▼
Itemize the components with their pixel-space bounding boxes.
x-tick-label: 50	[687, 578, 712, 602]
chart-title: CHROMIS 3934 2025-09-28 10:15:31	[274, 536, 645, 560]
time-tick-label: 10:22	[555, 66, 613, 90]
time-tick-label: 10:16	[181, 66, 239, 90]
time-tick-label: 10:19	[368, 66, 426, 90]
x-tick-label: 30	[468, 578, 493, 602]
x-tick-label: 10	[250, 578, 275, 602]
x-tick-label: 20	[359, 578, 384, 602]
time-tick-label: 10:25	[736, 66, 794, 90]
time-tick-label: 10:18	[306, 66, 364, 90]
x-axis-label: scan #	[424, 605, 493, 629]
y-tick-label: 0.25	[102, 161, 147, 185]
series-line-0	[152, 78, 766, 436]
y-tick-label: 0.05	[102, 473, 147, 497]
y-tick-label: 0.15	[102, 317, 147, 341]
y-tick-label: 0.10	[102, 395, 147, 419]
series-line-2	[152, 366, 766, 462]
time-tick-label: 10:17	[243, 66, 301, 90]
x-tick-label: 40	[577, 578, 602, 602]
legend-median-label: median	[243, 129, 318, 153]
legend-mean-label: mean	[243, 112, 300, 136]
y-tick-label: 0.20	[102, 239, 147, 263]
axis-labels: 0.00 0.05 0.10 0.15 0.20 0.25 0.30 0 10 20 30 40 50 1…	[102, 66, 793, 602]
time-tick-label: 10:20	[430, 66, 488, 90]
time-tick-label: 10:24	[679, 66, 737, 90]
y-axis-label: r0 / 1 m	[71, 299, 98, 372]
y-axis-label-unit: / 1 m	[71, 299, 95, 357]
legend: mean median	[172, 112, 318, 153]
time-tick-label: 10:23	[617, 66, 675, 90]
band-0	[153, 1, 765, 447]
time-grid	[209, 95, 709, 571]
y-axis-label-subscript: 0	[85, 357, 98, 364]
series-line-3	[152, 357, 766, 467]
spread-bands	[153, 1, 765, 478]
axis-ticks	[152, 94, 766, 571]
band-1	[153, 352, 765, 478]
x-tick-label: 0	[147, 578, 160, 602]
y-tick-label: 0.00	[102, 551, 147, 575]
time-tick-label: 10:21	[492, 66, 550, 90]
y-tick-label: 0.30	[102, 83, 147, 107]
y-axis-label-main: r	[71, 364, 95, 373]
▲
▸ **Work to complete**: Swap "time-tick-label" for "timestamp-label" in the lines from the first one through the line containing "66, 239, 90]", inclusive. Return only those lines, with everything else unchanged.

▸ **Finished exercise**:
Itemize the components with their pixel-space bounding boxes.
x-tick-label: 50	[687, 578, 712, 602]
chart-title: CHROMIS 3934 2025-09-28 10:15:31	[274, 536, 645, 560]
timestamp-label: 10:22	[555, 66, 613, 90]
timestamp-label: 10:16	[181, 66, 239, 90]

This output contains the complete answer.